### What is asked
Make an exact copy of all the records.
::: Stored data
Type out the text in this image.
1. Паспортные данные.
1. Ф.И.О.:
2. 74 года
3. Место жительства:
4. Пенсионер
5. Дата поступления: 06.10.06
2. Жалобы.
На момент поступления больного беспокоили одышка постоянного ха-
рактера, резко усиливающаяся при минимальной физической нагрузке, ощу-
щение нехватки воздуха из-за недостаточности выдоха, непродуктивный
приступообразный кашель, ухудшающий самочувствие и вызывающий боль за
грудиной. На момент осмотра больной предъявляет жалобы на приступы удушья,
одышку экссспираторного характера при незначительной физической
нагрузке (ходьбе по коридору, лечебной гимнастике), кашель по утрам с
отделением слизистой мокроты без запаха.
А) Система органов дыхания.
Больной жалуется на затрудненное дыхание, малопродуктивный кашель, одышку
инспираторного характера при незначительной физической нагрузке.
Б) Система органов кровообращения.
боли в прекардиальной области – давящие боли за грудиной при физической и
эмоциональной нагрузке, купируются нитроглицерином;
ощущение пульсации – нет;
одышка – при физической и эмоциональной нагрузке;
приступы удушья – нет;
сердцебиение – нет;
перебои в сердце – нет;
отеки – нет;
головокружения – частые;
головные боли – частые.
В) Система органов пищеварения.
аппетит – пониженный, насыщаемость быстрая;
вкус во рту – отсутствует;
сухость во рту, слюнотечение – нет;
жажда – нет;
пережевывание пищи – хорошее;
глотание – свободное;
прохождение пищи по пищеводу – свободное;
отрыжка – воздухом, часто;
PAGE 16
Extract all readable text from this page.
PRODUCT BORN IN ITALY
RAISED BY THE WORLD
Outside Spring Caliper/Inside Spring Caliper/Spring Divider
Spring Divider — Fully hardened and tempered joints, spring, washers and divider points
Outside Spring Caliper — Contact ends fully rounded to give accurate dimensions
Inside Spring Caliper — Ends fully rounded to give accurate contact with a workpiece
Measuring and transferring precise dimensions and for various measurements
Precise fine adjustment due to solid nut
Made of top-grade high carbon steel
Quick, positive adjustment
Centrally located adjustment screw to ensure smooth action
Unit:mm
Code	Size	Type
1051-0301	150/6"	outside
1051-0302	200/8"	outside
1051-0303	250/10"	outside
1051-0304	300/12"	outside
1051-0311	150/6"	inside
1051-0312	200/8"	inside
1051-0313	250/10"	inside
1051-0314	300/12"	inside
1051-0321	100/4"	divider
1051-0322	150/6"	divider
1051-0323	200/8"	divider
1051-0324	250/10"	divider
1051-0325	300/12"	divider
::::::
### Exercise answer
Type out the text in this image.
1. Паспортные данные.
1. Ф.И.О.:
2. 74 года
3. Место жительства:
4. Пенсионер
5. Дата поступления: 06.10.06
2. Жалобы.
На момент поступления больного беспокоили одышка постоянного ха-
рактера, резко усиливающаяся при минимальной физической нагрузке, ощу-
щение нехватки воздуха из-за недостаточности выдоха, непродуктивный
приступообразный кашель, ухудшающий самочувствие и вызывающий боль за
грудиной. На момент осмотра больной предъявляет жалобы на приступы удушья,
одышку экссспираторного характера при незначительной физической
нагрузке (ходьбе по коридору, лечебной гимнастике), кашель по утрам с
отделением слизистой мокроты без запаха.
А) Система органов дыхания.
Больной жалуется на затрудненное дыхание, малопродуктивный кашель, одышку
инспираторного характера при незначительной физической нагрузке.
Б) Система органов кровообращения.
боли в прекардиальной области – давящие боли за грудиной при физической и
эмоциональной нагрузке, купируются нитроглицерином;
ощущение пульсации – нет;
одышка – при физической и эмоциональной нагрузке;
приступы удушья – нет;
сердцебиение – нет;
перебои в сердце – нет;
отеки – нет;
головокружения – частые;
головные боли – частые.
В) Система органов пищеварения.
аппетит – пониженный, насыщаемость быстрая;
вкус во рту – отсутствует;
сухость во рту, слюнотечение – нет;
жажда – нет;
пережевывание пищи – хорошее;
глотание – свободное;
прохождение пищи по пищеводу – свободное;
отрыжка – воздухом, часто;
PAGE 16
Extract all readable text from this page.
PRODUCT BORN IN ITALY
RAISED BY THE WORLD
Outside Spring Caliper/Inside Spring Caliper/Spring Divider
Spring Divider — Fully hardened and tempered joints, spring, washers and divider points
Outside Spring Caliper — Contact ends fully rounded to give accurate dimensions
Inside Spring Caliper — Ends fully rounded to give accurate contact with a workpiece
Measuring and transferring precise dimensions and for various measurements
Precise fine adjustment due to solid nut
Made of top-grade high carbon steel
Quick, positive adjustment
Centrally located adjustment screw to ensure smooth action
Unit:mm
Code	Size	Type
1051-0301	150/6"	outside
1051-0302	200/8"	outside
1051-0303	250/10"	outside
1051-0304	300/12"	outside
1051-0311	150/6"	inside
1051-0312	200/8"	inside
1051-0313	250/10"	inside
1051-0314	300/12"	inside
1051-0321	100/4"	divider
1051-0322	150/6"	divider
1051-0323	200/8"	divider
1051-0324	250/10"	divider
1051-0325	300/12"	divider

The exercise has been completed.